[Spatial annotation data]
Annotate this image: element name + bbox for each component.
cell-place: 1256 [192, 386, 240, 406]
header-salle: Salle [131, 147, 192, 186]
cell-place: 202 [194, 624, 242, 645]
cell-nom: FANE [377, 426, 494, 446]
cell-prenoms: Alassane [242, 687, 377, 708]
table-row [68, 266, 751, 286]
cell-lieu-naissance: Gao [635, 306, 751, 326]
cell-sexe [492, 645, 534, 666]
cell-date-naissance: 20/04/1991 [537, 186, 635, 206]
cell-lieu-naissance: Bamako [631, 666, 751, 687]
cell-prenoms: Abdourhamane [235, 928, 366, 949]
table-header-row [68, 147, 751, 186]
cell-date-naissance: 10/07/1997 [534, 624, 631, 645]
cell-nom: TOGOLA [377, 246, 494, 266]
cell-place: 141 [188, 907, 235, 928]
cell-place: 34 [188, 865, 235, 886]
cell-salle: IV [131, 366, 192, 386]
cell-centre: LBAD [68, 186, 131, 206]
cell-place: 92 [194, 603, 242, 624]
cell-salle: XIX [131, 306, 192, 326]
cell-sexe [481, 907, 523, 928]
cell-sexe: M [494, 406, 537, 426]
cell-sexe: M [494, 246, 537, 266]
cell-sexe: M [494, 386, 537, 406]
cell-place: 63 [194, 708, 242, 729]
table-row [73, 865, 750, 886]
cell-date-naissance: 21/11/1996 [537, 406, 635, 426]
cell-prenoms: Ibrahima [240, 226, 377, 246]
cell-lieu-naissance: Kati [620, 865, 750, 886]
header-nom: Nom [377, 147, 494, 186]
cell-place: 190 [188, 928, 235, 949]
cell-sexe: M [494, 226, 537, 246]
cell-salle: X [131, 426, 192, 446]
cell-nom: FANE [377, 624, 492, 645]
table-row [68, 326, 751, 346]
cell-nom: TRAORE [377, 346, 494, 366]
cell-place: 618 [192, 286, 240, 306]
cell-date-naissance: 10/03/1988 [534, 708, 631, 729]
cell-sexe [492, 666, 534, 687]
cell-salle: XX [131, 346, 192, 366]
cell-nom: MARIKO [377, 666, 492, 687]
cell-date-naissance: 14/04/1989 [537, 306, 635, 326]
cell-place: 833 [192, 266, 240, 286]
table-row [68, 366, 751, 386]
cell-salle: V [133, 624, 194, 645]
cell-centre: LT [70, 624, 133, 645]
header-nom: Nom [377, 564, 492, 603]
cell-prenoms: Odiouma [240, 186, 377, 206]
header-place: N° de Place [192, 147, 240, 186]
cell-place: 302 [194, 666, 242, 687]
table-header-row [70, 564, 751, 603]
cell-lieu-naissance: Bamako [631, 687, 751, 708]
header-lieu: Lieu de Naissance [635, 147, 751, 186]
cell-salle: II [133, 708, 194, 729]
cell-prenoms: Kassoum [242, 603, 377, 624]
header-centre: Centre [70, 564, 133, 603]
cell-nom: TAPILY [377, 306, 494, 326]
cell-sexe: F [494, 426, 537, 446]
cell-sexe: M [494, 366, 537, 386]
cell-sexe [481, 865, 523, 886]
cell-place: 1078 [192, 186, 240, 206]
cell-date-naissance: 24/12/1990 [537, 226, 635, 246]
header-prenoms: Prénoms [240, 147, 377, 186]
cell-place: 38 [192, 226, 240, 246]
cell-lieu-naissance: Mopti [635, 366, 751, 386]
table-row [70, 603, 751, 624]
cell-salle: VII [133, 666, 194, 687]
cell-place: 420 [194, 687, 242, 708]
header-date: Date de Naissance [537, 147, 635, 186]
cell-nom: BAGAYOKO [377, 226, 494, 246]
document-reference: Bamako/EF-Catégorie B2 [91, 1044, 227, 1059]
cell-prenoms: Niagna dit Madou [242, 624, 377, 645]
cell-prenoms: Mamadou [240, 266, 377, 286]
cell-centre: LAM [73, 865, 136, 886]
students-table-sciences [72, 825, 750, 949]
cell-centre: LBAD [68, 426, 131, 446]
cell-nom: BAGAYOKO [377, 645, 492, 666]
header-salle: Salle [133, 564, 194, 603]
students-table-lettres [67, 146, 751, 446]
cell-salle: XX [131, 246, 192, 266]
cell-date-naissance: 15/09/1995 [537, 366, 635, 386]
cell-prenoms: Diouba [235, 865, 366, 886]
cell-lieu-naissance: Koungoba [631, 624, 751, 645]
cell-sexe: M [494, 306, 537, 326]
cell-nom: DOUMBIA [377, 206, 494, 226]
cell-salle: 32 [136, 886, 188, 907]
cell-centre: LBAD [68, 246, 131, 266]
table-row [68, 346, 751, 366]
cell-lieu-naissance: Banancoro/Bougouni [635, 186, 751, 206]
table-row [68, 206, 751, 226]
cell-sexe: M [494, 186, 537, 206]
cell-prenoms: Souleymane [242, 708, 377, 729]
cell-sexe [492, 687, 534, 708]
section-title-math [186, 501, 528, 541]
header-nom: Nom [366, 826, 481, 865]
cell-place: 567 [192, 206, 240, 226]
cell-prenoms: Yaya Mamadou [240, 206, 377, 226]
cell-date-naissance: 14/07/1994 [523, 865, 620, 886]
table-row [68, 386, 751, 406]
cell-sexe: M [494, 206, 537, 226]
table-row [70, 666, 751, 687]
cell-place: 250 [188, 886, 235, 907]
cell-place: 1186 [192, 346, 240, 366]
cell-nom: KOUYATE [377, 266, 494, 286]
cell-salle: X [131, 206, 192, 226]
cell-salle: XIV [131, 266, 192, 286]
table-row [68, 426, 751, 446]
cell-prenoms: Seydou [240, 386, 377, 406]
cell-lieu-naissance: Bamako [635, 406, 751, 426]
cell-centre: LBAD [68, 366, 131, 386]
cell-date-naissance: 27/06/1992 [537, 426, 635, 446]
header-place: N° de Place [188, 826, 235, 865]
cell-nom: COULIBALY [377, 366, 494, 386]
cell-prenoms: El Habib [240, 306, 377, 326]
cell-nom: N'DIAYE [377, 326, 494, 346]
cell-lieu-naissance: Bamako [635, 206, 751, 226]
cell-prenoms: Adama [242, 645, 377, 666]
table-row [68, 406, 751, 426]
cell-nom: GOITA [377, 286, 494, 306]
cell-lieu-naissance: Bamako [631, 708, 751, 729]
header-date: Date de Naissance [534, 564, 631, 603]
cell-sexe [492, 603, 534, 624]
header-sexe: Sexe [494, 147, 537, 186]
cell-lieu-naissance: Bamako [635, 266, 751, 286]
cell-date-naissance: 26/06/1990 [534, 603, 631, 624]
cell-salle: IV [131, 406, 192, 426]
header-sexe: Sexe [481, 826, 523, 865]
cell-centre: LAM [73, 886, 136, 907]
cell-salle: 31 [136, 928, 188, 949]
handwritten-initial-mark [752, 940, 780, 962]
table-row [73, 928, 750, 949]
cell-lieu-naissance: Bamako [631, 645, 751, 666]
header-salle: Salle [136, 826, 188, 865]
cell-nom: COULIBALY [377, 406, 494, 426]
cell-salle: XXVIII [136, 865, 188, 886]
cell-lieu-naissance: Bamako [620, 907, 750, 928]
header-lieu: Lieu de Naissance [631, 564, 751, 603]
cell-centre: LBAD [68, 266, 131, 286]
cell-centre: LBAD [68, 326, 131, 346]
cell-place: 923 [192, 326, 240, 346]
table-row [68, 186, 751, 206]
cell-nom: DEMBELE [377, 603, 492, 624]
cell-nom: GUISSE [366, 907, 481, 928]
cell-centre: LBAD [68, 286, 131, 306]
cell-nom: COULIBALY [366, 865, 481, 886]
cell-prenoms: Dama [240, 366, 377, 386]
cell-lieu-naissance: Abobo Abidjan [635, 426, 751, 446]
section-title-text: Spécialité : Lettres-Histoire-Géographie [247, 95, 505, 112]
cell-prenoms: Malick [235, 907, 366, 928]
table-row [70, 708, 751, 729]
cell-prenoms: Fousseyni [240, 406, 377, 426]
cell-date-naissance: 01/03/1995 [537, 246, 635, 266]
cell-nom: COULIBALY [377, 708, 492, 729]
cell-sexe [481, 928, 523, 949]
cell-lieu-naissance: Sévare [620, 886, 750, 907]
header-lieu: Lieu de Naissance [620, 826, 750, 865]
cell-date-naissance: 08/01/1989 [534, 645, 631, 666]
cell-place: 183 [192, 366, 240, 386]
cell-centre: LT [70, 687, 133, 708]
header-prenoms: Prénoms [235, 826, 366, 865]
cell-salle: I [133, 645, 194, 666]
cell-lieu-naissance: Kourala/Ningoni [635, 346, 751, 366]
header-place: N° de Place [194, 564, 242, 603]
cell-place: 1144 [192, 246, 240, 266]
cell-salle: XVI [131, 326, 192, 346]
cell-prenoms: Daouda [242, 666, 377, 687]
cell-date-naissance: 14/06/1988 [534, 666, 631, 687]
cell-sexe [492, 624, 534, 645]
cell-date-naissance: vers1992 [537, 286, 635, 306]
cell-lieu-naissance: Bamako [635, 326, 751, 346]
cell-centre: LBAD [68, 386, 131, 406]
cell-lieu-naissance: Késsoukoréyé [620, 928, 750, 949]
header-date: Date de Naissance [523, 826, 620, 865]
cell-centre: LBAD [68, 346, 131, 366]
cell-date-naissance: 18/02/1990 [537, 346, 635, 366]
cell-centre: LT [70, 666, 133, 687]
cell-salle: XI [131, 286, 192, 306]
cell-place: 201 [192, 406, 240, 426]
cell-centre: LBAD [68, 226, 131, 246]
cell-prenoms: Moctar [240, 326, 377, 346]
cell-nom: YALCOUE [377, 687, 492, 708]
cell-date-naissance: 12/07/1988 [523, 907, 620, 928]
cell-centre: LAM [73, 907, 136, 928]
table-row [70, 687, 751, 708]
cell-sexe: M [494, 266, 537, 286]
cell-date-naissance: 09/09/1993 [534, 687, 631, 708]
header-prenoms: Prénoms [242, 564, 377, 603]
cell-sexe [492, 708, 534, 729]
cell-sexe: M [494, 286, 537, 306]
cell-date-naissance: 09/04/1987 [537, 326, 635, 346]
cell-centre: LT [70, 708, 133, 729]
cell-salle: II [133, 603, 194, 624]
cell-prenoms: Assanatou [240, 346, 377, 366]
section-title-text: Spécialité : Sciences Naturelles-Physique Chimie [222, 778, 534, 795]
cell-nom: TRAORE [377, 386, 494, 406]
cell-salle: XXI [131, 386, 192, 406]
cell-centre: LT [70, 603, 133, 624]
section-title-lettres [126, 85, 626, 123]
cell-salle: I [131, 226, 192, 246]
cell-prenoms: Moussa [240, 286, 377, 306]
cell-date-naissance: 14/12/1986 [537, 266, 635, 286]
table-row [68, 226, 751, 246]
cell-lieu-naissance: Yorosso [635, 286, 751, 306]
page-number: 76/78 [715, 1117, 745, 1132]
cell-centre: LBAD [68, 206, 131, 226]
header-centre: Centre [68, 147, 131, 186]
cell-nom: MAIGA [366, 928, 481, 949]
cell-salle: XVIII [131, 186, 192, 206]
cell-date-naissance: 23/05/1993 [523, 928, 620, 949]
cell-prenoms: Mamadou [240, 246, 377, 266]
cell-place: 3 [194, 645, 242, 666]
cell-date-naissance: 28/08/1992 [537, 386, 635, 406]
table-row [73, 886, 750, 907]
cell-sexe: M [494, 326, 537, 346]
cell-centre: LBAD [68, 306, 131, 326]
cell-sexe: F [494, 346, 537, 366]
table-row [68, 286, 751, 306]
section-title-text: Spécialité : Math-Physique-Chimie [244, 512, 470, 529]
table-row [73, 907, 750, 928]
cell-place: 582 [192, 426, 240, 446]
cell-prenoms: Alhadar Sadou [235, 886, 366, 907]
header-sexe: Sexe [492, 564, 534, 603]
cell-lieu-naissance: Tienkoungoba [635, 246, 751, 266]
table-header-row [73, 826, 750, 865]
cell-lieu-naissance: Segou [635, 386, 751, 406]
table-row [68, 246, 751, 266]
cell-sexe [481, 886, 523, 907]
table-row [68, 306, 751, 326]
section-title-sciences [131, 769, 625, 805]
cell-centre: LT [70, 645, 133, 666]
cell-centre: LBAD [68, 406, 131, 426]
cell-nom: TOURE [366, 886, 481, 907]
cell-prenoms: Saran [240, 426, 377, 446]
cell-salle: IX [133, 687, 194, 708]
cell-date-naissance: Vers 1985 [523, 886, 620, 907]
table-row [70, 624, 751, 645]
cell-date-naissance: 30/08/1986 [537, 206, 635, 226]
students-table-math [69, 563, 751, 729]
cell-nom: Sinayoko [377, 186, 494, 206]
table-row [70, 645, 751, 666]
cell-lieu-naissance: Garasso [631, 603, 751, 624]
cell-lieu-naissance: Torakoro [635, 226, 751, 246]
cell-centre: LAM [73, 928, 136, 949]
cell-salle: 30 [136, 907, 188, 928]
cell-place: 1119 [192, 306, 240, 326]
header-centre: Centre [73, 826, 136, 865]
==
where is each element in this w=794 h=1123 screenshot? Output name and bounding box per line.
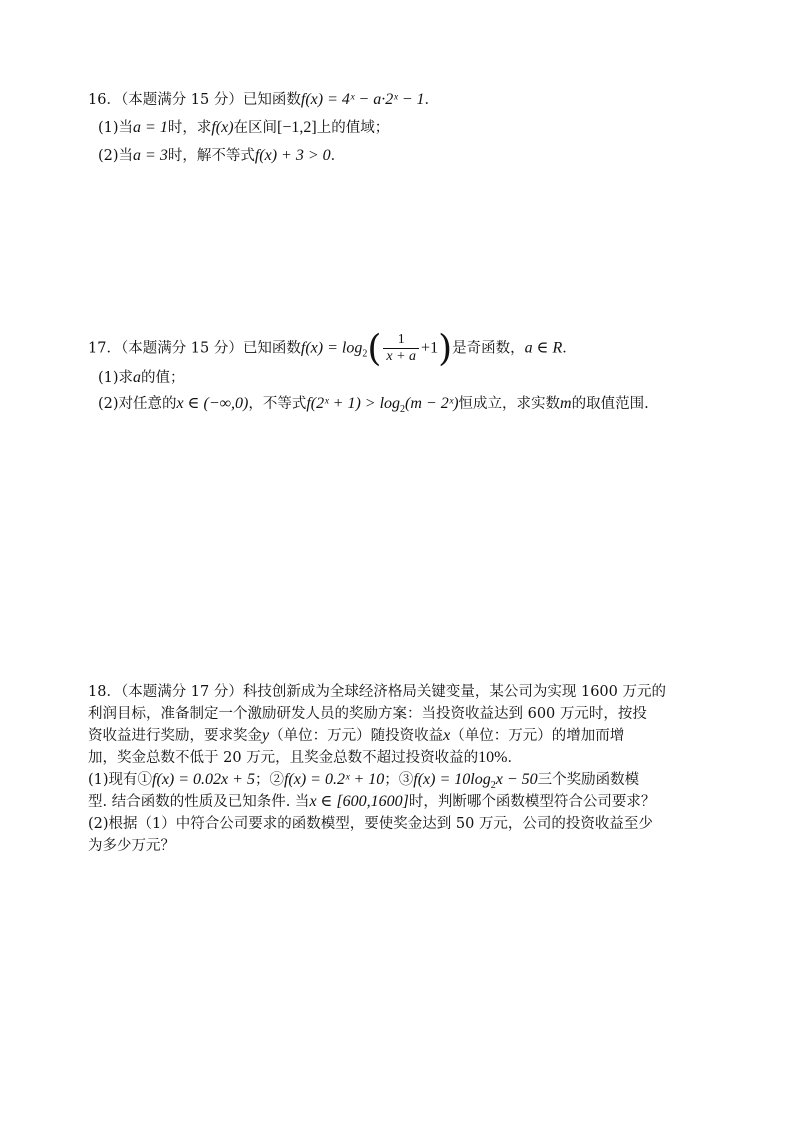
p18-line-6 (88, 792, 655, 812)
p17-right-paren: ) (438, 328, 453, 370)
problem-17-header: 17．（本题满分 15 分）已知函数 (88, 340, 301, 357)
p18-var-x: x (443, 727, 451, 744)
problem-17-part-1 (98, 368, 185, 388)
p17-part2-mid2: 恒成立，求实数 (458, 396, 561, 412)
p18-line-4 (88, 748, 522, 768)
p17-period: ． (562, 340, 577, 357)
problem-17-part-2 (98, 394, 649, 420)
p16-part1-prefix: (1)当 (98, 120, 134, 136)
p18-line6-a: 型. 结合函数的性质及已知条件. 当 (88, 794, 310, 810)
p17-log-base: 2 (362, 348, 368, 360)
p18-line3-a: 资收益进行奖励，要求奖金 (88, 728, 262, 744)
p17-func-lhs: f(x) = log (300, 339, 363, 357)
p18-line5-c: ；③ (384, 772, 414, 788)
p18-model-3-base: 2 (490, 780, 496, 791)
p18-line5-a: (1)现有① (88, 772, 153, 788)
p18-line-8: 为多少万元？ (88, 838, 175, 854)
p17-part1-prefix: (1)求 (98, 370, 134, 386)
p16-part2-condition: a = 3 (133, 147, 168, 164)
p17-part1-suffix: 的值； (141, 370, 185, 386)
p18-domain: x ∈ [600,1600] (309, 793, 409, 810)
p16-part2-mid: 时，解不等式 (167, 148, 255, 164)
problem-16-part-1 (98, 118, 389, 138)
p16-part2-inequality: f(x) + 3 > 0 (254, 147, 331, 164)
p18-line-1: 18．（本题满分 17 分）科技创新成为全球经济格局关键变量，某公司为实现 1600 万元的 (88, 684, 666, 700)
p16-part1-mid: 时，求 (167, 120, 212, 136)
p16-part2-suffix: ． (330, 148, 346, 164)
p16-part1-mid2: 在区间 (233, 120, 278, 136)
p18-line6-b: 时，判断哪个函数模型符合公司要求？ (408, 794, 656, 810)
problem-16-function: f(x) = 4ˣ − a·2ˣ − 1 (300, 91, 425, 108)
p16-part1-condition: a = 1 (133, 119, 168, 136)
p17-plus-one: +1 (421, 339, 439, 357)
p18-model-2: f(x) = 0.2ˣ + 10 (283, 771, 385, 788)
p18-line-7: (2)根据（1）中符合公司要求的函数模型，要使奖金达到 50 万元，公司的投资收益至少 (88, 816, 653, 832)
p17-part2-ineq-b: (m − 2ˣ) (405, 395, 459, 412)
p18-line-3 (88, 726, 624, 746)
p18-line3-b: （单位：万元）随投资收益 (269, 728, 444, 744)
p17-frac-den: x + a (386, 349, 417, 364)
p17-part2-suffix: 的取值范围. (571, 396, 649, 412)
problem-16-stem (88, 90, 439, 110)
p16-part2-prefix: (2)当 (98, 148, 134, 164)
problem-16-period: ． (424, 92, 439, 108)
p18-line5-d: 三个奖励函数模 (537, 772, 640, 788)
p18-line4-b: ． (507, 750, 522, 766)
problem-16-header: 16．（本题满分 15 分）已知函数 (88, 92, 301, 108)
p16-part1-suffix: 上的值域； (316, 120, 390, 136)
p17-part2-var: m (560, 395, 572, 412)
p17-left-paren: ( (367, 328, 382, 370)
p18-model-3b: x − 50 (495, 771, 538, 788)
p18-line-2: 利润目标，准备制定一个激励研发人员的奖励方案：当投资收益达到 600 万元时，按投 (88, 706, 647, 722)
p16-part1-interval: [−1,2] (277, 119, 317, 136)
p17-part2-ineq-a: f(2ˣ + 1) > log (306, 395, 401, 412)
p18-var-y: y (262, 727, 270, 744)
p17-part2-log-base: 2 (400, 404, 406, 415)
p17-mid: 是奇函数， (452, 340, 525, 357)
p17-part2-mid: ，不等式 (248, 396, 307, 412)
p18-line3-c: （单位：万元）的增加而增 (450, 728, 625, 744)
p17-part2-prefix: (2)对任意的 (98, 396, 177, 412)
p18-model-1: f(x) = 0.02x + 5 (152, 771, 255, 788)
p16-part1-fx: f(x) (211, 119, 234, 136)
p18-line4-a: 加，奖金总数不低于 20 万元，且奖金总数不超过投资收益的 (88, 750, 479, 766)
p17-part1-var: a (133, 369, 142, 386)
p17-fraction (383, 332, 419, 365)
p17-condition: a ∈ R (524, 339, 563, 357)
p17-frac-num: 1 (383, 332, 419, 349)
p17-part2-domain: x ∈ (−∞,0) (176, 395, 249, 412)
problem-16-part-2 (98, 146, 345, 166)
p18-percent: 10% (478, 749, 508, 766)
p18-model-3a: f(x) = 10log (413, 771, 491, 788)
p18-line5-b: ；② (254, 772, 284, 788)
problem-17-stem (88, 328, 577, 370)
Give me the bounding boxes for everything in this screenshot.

TASK REQUIREMENTS. Give, as a numbered list with blank lines omitted, the section of the data that begins with the line containing "Annotate this image: element" and ends with the line containing "cell-sexe: M [494, 386, 537, 406]", both of those lines included.

SOLVED EXERCISE.
1. Annotate this image: element name + bbox for each component.
2. cell-place: 1256 [192, 386, 240, 406]
3. header-salle: Salle [131, 147, 192, 186]
4. cell-place: 202 [194, 624, 242, 645]
5. cell-nom: FANE [377, 426, 494, 446]
6. cell-prenoms: Alassane [242, 687, 377, 708]
7. table-row [68, 266, 751, 286]
8. cell-lieu-naissance: Gao [635, 306, 751, 326]
9. cell-sexe [492, 645, 534, 666]
10. cell-date-naissance: 20/04/1991 [537, 186, 635, 206]
11. cell-lieu-naissance: Bamako [631, 666, 751, 687]
12. cell-prenoms: Abdourhamane [235, 928, 366, 949]
13. table-header-row [68, 147, 751, 186]
14. cell-date-naissance: 10/07/1997 [534, 624, 631, 645]
15. cell-nom: TOGOLA [377, 246, 494, 266]
16. cell-place: 141 [188, 907, 235, 928]
17. cell-place: 34 [188, 865, 235, 886]
18. cell-salle: IV [131, 366, 192, 386]
19. cell-centre: LBAD [68, 186, 131, 206]
20. cell-place: 92 [194, 603, 242, 624]
21. cell-salle: XIX [131, 306, 192, 326]
22. cell-sexe [481, 907, 523, 928]
23. cell-sexe: M [494, 406, 537, 426]
24. cell-sexe: M [494, 246, 537, 266]
25. cell-sexe: M [494, 386, 537, 406]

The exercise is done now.